▶ _TASK OBJECTIVE_
Beginning at the line with "Transcribe the text in this document.", output each line to the end of the listing below exactly, please.

* start INFORMATION GIVEN *

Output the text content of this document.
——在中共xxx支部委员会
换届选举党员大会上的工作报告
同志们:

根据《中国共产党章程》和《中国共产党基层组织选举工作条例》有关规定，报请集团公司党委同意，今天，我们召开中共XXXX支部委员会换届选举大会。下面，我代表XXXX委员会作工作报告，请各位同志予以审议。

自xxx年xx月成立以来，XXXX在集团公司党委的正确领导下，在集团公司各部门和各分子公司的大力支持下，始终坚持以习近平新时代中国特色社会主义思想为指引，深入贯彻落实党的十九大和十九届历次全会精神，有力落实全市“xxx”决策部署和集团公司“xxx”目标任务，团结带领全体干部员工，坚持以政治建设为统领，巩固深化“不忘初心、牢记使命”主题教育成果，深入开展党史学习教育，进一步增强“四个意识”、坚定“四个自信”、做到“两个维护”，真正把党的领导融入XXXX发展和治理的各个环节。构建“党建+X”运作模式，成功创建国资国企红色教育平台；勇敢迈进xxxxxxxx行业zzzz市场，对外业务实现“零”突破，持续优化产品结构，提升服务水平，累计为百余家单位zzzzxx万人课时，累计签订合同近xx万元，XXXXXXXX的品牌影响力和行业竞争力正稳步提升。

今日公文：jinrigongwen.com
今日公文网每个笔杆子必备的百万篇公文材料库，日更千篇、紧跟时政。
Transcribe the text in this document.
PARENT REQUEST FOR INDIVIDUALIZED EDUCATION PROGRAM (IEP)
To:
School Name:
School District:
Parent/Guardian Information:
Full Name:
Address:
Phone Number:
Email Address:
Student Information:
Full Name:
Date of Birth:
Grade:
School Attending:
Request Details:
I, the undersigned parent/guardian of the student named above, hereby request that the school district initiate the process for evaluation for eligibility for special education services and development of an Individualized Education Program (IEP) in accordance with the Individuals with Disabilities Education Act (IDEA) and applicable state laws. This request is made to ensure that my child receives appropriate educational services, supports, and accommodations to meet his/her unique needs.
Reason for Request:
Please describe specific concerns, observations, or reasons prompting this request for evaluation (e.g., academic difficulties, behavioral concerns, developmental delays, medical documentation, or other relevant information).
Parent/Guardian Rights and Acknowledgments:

* end INFORMATION GIVEN *

▶ _SOLUTION TO THIS PROBLEM_
Transcribe the text in this document.
PARENT REQUEST FOR INDIVIDUALIZED EDUCATION PROGRAM (IEP)
To:
School Name:
School District:
Parent/Guardian Information:
Full Name:
Address:
Phone Number:
Email Address:
Student Information:
Full Name:
Date of Birth:
Grade:
School Attending:
Request Details:
I, the undersigned parent/guardian of the student named above, hereby request that the school district initiate the process for evaluation for eligibility for special education services and development of an Individualized Education Program (IEP) in accordance with the Individuals with Disabilities Education Act (IDEA) and applicable state laws. This request is made to ensure that my child receives appropriate educational services, supports, and accommodations to meet his/her unique needs.
Reason for Request:
Please describe specific concerns, observations, or reasons prompting this request for evaluation (e.g., academic difficulties, behavioral concerns, developmental delays, medical documentation, or other relevant information).
Parent/Guardian Rights and Acknowledgments:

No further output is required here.